» **Directive**
Write out, unchanged, the lines from the one holding "Output the text content of this document." to the close of the listing. Both the first and last lines belong in it.

» **Records for the task**
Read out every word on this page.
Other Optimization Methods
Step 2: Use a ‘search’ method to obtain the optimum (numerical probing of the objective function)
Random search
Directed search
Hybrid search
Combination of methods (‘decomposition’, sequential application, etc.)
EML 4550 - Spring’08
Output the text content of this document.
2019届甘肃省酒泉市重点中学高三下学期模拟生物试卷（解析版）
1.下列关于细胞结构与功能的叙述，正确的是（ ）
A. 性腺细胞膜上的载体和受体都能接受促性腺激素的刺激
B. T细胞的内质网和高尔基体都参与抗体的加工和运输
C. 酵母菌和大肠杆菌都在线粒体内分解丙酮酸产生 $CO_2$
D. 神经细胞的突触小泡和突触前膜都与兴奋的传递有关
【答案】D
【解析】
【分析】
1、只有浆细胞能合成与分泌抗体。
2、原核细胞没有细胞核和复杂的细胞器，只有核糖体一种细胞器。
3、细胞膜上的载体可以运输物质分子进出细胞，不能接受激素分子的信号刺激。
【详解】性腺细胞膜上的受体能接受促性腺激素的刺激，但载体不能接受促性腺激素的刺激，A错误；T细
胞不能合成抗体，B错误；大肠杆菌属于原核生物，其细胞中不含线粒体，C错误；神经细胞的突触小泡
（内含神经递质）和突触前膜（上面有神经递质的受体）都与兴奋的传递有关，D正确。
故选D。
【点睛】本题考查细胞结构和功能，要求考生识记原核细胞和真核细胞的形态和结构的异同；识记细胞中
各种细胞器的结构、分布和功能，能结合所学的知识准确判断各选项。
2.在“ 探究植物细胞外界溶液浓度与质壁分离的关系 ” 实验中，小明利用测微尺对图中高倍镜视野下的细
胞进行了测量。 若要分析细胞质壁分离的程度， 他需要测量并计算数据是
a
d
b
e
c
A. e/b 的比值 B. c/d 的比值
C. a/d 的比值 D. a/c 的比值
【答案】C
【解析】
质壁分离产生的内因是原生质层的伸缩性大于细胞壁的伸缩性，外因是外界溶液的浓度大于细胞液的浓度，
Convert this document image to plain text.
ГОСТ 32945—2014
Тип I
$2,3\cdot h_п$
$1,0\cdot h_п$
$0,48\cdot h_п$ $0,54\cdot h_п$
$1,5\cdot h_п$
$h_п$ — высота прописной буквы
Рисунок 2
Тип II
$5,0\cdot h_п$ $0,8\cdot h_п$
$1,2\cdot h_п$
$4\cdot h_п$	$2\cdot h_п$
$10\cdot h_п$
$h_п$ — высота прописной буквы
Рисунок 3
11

» **Result of the task**
Output the text content of this document.
2019届甘肃省酒泉市重点中学高三下学期模拟生物试卷（解析版）
1.下列关于细胞结构与功能的叙述，正确的是（ ）
A. 性腺细胞膜上的载体和受体都能接受促性腺激素的刺激
B. T细胞的内质网和高尔基体都参与抗体的加工和运输
C. 酵母菌和大肠杆菌都在线粒体内分解丙酮酸产生 $CO_2$
D. 神经细胞的突触小泡和突触前膜都与兴奋的传递有关
【答案】D
【解析】
【分析】
1、只有浆细胞能合成与分泌抗体。
2、原核细胞没有细胞核和复杂的细胞器，只有核糖体一种细胞器。
3、细胞膜上的载体可以运输物质分子进出细胞，不能接受激素分子的信号刺激。
【详解】性腺细胞膜上的受体能接受促性腺激素的刺激，但载体不能接受促性腺激素的刺激，A错误；T细
胞不能合成抗体，B错误；大肠杆菌属于原核生物，其细胞中不含线粒体，C错误；神经细胞的突触小泡
（内含神经递质）和突触前膜（上面有神经递质的受体）都与兴奋的传递有关，D正确。
故选D。
【点睛】本题考查细胞结构和功能，要求考生识记原核细胞和真核细胞的形态和结构的异同；识记细胞中
各种细胞器的结构、分布和功能，能结合所学的知识准确判断各选项。
2.在“ 探究植物细胞外界溶液浓度与质壁分离的关系 ” 实验中，小明利用测微尺对图中高倍镜视野下的细
胞进行了测量。 若要分析细胞质壁分离的程度， 他需要测量并计算数据是
a
d
b
e
c
A. e/b 的比值 B. c/d 的比值
C. a/d 的比值 D. a/c 的比值
【答案】C
【解析】
质壁分离产生的内因是原生质层的伸缩性大于细胞壁的伸缩性，外因是外界溶液的浓度大于细胞液的浓度，
Convert this document image to plain text.
ГОСТ 32945—2014
Тип I
$2,3\cdot h_п$
$1,0\cdot h_п$
$0,48\cdot h_п$ $0,54\cdot h_п$
$1,5\cdot h_п$
$h_п$ — высота прописной буквы
Рисунок 2
Тип II
$5,0\cdot h_п$ $0,8\cdot h_п$
$1,2\cdot h_п$
$4\cdot h_п$	$2\cdot h_п$
$10\cdot h_п$
$h_п$ — высота прописной буквы
Рисунок 3
11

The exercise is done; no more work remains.